▸ **Listed records**:
===============

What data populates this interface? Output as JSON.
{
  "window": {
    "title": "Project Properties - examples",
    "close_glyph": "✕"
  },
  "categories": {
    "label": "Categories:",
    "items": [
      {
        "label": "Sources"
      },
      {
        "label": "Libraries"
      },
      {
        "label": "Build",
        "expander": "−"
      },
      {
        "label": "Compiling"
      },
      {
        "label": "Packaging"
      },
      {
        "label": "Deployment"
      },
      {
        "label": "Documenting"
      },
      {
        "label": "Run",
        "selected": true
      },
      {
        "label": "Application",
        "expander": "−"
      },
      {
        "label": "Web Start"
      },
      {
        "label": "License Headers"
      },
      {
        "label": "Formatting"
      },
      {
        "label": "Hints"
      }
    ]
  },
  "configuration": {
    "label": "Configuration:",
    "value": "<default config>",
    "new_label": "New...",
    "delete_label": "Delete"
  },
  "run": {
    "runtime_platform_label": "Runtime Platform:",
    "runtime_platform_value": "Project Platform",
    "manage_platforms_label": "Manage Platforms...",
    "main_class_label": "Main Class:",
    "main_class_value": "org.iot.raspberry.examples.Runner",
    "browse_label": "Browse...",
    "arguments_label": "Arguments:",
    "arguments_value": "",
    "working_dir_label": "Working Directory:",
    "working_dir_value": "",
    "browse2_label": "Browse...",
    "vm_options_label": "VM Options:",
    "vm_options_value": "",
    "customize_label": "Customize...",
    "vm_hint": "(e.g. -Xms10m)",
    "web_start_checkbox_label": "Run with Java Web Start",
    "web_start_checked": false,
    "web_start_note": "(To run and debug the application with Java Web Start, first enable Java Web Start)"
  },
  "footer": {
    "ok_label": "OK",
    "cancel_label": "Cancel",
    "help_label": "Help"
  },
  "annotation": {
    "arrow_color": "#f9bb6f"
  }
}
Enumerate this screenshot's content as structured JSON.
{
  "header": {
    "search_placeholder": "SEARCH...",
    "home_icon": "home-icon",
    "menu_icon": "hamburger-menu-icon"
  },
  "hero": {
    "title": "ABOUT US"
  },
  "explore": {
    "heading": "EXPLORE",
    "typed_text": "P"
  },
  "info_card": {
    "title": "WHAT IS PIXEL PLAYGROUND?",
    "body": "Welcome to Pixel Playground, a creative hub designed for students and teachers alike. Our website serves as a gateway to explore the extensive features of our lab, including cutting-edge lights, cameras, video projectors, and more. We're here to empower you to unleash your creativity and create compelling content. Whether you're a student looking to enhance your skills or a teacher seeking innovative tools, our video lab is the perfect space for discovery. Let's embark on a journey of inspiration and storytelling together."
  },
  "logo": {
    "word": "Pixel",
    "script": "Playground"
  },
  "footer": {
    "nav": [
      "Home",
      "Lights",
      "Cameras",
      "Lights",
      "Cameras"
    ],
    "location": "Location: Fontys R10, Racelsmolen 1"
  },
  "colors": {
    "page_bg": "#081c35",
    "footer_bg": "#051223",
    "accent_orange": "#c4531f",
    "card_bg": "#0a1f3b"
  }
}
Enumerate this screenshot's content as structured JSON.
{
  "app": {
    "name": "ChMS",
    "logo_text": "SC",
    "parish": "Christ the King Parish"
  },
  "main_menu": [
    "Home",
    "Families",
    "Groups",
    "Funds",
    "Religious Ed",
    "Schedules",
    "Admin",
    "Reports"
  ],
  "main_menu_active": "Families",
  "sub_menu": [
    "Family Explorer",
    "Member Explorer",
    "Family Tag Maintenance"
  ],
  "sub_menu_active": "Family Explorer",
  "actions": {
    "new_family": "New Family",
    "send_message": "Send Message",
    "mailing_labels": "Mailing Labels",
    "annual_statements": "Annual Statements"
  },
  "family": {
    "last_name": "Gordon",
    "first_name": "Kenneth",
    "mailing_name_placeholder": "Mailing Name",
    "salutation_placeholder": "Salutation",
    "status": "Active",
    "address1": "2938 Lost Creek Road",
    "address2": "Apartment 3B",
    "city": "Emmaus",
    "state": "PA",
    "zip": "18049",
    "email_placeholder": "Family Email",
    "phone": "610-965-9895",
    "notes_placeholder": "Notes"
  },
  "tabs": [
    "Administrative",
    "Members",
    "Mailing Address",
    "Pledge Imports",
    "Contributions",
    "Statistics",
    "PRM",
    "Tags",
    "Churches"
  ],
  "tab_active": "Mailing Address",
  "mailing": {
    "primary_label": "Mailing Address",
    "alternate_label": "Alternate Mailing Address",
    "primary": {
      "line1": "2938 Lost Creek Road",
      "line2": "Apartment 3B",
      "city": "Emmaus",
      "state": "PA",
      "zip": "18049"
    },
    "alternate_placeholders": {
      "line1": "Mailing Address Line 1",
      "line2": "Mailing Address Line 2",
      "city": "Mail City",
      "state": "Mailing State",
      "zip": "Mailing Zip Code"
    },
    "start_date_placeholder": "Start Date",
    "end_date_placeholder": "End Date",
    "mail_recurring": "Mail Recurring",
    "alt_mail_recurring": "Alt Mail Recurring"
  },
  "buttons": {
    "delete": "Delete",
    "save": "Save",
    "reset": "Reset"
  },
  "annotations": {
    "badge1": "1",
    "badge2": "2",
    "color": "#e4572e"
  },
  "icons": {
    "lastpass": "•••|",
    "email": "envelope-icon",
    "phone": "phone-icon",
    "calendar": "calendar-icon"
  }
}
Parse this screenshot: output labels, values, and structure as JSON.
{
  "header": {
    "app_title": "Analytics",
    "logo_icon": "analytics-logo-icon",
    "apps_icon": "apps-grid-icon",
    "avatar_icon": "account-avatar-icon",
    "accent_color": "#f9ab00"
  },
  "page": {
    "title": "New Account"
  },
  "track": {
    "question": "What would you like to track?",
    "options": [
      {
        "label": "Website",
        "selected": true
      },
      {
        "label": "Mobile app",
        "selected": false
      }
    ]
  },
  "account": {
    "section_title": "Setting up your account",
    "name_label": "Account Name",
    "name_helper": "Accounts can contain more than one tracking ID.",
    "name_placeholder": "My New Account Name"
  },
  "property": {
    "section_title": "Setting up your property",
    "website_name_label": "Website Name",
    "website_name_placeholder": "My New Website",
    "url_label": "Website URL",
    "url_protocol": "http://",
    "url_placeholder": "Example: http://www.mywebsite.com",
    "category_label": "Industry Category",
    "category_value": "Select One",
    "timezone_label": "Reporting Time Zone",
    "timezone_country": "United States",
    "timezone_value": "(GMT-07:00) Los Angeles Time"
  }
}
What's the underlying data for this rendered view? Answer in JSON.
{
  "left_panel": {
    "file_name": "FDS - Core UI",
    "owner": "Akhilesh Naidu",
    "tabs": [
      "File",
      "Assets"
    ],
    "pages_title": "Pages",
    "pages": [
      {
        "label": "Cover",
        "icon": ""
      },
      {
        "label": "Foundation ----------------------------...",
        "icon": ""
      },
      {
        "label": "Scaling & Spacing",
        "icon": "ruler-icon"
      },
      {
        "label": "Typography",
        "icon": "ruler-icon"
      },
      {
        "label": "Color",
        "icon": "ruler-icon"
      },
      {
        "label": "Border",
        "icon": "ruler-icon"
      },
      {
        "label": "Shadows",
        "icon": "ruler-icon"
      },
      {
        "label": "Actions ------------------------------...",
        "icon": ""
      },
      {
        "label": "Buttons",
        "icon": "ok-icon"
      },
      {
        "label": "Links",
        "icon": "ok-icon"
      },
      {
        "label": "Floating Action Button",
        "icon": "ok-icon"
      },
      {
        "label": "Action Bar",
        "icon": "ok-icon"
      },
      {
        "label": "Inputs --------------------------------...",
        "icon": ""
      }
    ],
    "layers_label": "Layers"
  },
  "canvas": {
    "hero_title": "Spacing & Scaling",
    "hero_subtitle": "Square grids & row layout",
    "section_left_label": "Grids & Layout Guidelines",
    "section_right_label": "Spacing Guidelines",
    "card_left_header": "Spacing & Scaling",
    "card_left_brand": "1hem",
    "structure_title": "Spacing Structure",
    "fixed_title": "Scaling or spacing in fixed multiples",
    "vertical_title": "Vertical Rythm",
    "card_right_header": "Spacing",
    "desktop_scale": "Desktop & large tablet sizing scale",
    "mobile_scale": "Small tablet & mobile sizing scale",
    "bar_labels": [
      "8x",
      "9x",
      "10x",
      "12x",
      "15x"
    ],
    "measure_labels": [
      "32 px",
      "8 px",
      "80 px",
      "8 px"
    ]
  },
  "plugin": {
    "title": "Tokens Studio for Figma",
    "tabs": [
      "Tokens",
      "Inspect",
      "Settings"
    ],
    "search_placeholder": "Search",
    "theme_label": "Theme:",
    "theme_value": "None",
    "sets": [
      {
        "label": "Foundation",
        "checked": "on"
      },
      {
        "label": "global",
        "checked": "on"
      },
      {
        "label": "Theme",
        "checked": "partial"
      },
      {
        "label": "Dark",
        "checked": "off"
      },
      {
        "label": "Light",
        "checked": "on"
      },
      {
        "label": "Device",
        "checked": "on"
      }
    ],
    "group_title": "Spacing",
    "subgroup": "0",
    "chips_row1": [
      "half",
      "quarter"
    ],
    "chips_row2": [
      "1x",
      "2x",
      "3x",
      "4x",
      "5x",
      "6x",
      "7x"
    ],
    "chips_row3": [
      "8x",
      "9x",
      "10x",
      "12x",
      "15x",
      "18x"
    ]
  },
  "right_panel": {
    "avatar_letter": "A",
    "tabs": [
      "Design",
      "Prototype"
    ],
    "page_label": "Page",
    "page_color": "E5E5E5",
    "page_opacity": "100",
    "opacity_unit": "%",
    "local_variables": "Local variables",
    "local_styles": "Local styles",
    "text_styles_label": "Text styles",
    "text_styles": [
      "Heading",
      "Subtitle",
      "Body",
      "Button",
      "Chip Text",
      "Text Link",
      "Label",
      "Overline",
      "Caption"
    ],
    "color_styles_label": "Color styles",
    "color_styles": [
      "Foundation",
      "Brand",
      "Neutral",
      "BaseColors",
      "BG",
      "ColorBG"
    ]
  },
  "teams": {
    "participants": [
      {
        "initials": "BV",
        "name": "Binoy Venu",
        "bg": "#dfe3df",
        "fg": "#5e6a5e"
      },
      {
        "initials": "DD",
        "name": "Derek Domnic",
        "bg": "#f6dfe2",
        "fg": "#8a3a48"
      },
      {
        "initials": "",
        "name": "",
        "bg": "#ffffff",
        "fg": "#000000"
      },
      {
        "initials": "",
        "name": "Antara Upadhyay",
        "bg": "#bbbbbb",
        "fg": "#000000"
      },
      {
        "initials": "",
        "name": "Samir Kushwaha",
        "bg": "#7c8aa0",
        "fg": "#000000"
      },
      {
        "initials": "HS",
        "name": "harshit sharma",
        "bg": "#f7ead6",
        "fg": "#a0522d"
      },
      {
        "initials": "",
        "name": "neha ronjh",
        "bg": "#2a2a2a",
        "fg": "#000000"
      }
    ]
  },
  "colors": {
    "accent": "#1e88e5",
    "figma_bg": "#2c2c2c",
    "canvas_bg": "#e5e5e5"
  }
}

===============

▸ **Stated goal**: Locate the word "more" in the entries, and copy every line where it is found.

▸ **Solution for this task**:
    "body": "Welcome to Pixel Playground, a creative hub designed for students and teachers alike. Our website serves as a gateway to explore the extensive features of our lab, including cutting-edge lights, cameras, video projectors, and more. We're here to empower you to unleash your creativity and create compelling content. Whether you're a student looking to enhance your skills or a teacher seeking innovative tools, our video lab is the perfect space for discovery. Let's embark on a journey of inspiration and storytelling together."
    "name_helper": "Accounts can contain more than one tracking ID.",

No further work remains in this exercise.